Answer with the number of lines in the listing below that contain the word "name", and nothing else.
──────── The data
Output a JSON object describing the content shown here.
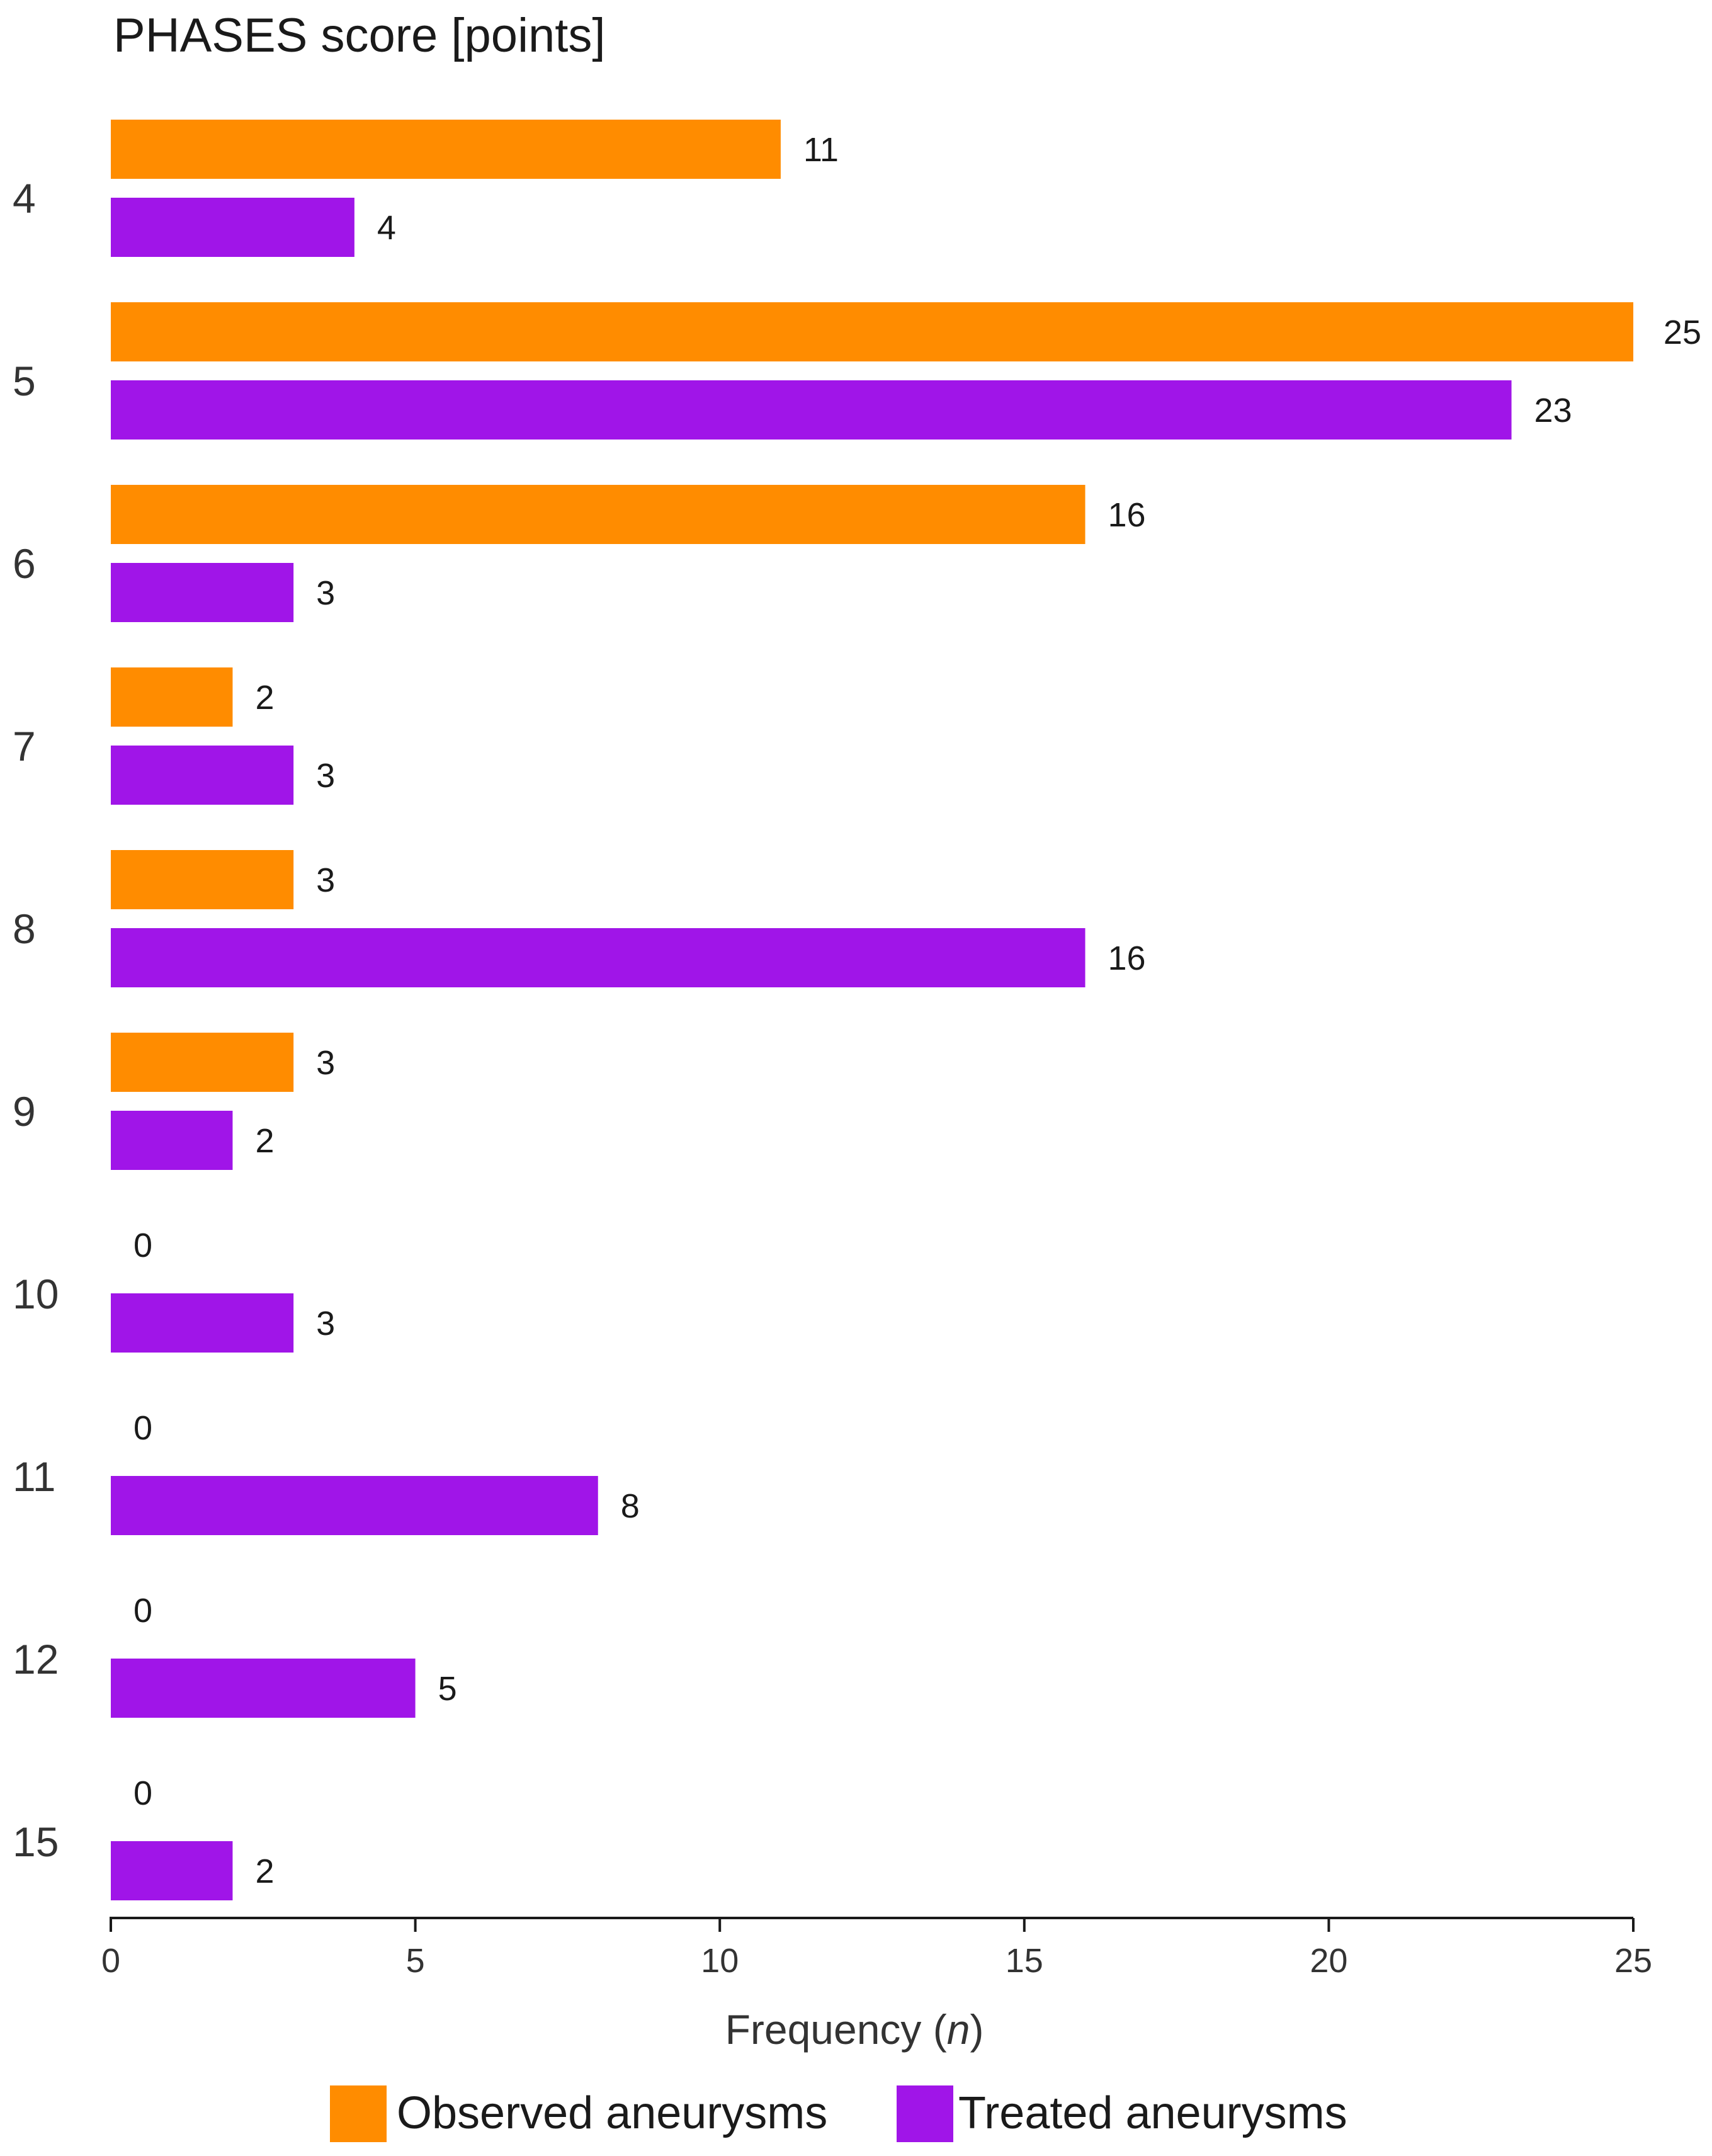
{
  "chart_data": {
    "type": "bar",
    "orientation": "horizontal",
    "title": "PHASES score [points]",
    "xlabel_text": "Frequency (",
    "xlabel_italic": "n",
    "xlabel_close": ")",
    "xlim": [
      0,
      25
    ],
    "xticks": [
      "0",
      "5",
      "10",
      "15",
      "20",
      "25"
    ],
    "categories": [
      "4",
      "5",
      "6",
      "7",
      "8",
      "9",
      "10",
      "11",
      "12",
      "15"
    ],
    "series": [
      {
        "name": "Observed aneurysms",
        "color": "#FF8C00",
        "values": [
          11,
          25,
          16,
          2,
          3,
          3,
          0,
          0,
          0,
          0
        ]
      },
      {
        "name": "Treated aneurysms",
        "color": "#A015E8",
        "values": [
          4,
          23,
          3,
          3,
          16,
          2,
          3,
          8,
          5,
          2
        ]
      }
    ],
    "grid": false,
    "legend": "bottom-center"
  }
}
────────────────
Full output
2